*PROBLEM:* Leave out any pictures and transcribe all other data below exactly.

*PROVIDED INFORMATION:*

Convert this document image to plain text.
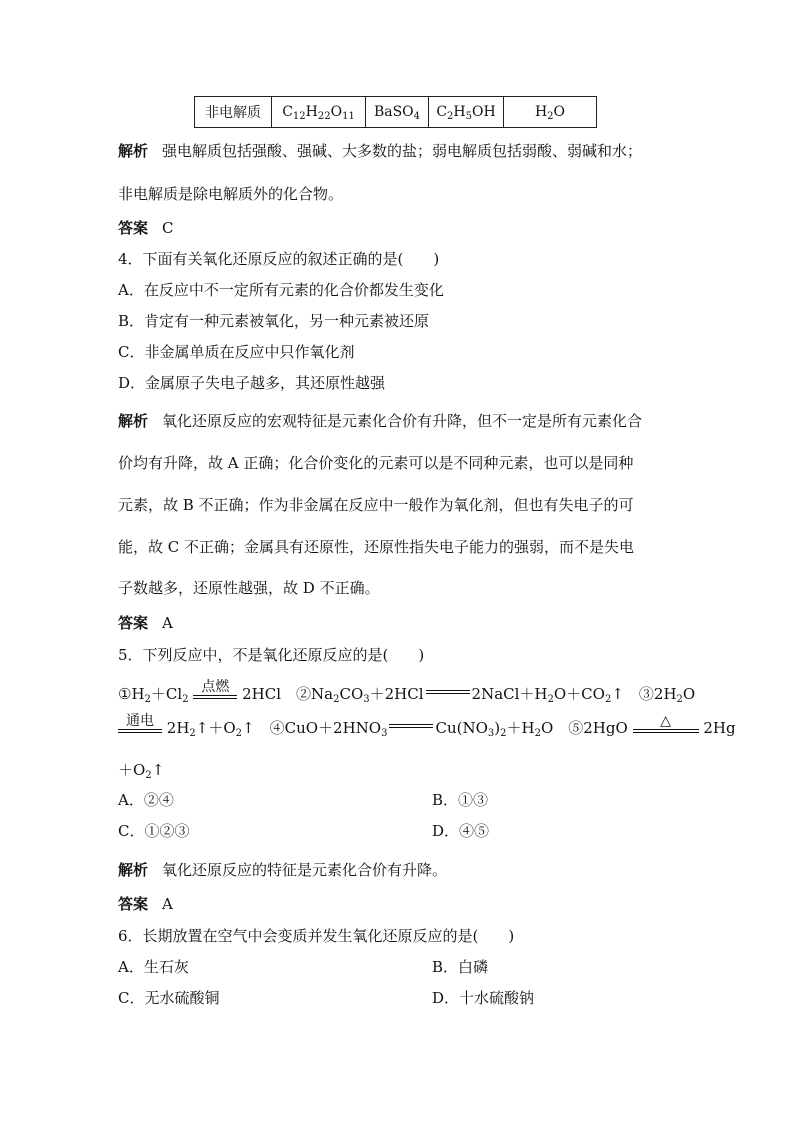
非电解质	$C_{12}H_{22}O_{11}$	BaSO$_4$	$C_2H_5OH$	$H_2O$
解析 强电解质包括强酸、强碱、大多数的盐；弱电解质包括弱酸、弱碱和水；
非电解质是除电解质外的化合物。
答案 C
4．下面有关氧化还原反应的叙述正确的是(　　)
A．在反应中不一定所有元素的化合价都发生变化
B．肯定有一种元素被氧化，另一种元素被还原
C．非金属单质在反应中只作氧化剂
D．金属原子失电子越多，其还原性越强
解析 氧化还原反应的宏观特征是元素化合价有升降，但不一定是所有元素化合
价均有升降，故 A 正确；化合价变化的元素可以是不同种元素，也可以是同种
元素，故 B 不正确；作为非金属在反应中一般作为氧化剂，但也有失电子的可
能，故 C 不正确；金属具有还原性，还原性指失电子能力的强弱，而不是失电
子数越多，还原性越强，故 D 不正确。
答案 A
5．下列反应中，不是氧化还原反应的是(　　)
$①H_2+Cl_2$
点燃 2HCl　$②Na_2CO_3+2HCl$	$2NaCl+H_2O+CO_2↑$　$③2H_2O$
通电 $2H_2↑+O_2↑$　$④CuO+2HNO_3$	$Cu(NO_3)_2+H_2O$　⑤2HgO	△	2Hg
$+O_2↑$
A．②④	B．①③
C．①②③	D．④⑤
解析 氧化还原反应的特征是元素化合价有升降。
答案 A
6．长期放置在空气中会变质并发生氧化还原反应的是(　　)
A．生石灰	B．白磷
C．无水硫酸铜	D．十水硫酸钠
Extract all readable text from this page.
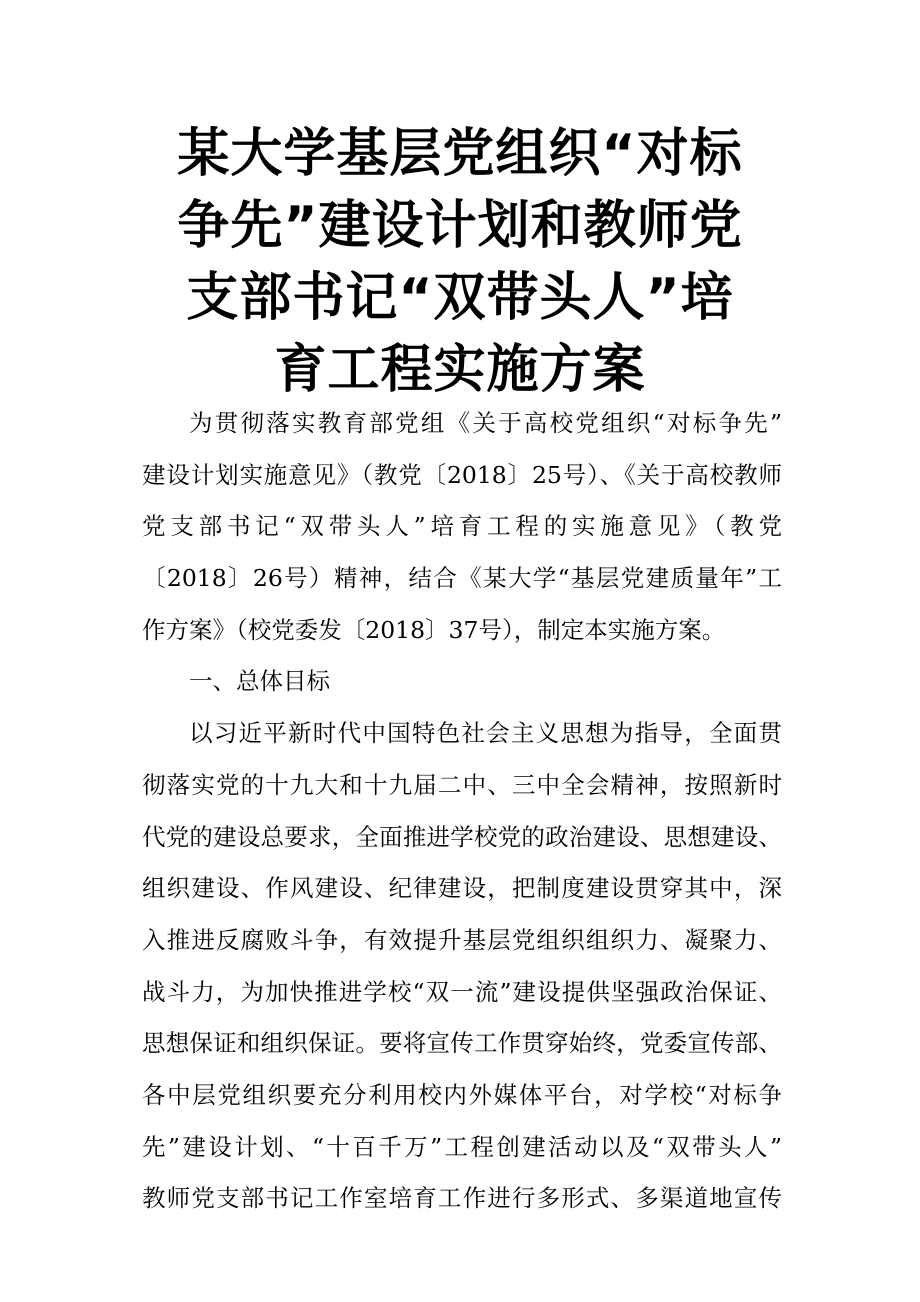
某大学基层党组织“对标
争先”建设计划和教师党
支部书记“双带头人”培
育工程实施方案
为贯彻落实教育部党组《关于高校党组织“对标争先”
建设计划实施意见》（教党〔2018〕25号）、《关于高校教师
党支部书记“双带头人”培育工程的实施意见》（教党
〔2018〕26号）精神，结合《某大学“基层党建质量年”工
作方案》（校党委发〔2018〕37号），制定本实施方案。
一、总体目标
以习近平新时代中国特色社会主义思想为指导，全面贯
彻落实党的十九大和十九届二中、三中全会精神，按照新时
代党的建设总要求，全面推进学校党的政治建设、思想建设、
组织建设、作风建设、纪律建设，把制度建设贯穿其中，深
入推进反腐败斗争，有效提升基层党组织组织力、凝聚力、
战斗力，为加快推进学校“双一流”建设提供坚强政治保证、
思想保证和组织保证。要将宣传工作贯穿始终，党委宣传部、
各中层党组织要充分利用校内外媒体平台，对学校“对标争
先”建设计划、“十百千万”工程创建活动以及“双带头人”
教师党支部书记工作室培育工作进行多形式、多渠道地宣传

*FINISHED EXERCISE:*
Convert this document image to plain text.
非电解质	$C_{12}H_{22}O_{11}$	BaSO$_4$	$C_2H_5OH$	$H_2O$
解析 强电解质包括强酸、强碱、大多数的盐；弱电解质包括弱酸、弱碱和水；
非电解质是除电解质外的化合物。
答案 C
4．下面有关氧化还原反应的叙述正确的是(　　)
A．在反应中不一定所有元素的化合价都发生变化
B．肯定有一种元素被氧化，另一种元素被还原
C．非金属单质在反应中只作氧化剂
D．金属原子失电子越多，其还原性越强
解析 氧化还原反应的宏观特征是元素化合价有升降，但不一定是所有元素化合
价均有升降，故 A 正确；化合价变化的元素可以是不同种元素，也可以是同种
元素，故 B 不正确；作为非金属在反应中一般作为氧化剂，但也有失电子的可
能，故 C 不正确；金属具有还原性，还原性指失电子能力的强弱，而不是失电
子数越多，还原性越强，故 D 不正确。
答案 A
5．下列反应中，不是氧化还原反应的是(　　)
$①H_2+Cl_2$
点燃 2HCl　$②Na_2CO_3+2HCl$	$2NaCl+H_2O+CO_2↑$　$③2H_2O$
通电 $2H_2↑+O_2↑$　$④CuO+2HNO_3$	$Cu(NO_3)_2+H_2O$　⑤2HgO	△	2Hg
$+O_2↑$
A．②④	B．①③
C．①②③	D．④⑤
解析 氧化还原反应的特征是元素化合价有升降。
答案 A
6．长期放置在空气中会变质并发生氧化还原反应的是(　　)
A．生石灰	B．白磷
C．无水硫酸铜	D．十水硫酸钠
Extract all readable text from this page.
某大学基层党组织“对标
争先”建设计划和教师党
支部书记“双带头人”培
育工程实施方案
为贯彻落实教育部党组《关于高校党组织“对标争先”
建设计划实施意见》（教党〔2018〕25号）、《关于高校教师
党支部书记“双带头人”培育工程的实施意见》（教党
〔2018〕26号）精神，结合《某大学“基层党建质量年”工
作方案》（校党委发〔2018〕37号），制定本实施方案。
一、总体目标
以习近平新时代中国特色社会主义思想为指导，全面贯
彻落实党的十九大和十九届二中、三中全会精神，按照新时
代党的建设总要求，全面推进学校党的政治建设、思想建设、
组织建设、作风建设、纪律建设，把制度建设贯穿其中，深
入推进反腐败斗争，有效提升基层党组织组织力、凝聚力、
战斗力，为加快推进学校“双一流”建设提供坚强政治保证、
思想保证和组织保证。要将宣传工作贯穿始终，党委宣传部、
各中层党组织要充分利用校内外媒体平台，对学校“对标争
先”建设计划、“十百千万”工程创建活动以及“双带头人”
教师党支部书记工作室培育工作进行多形式、多渠道地宣传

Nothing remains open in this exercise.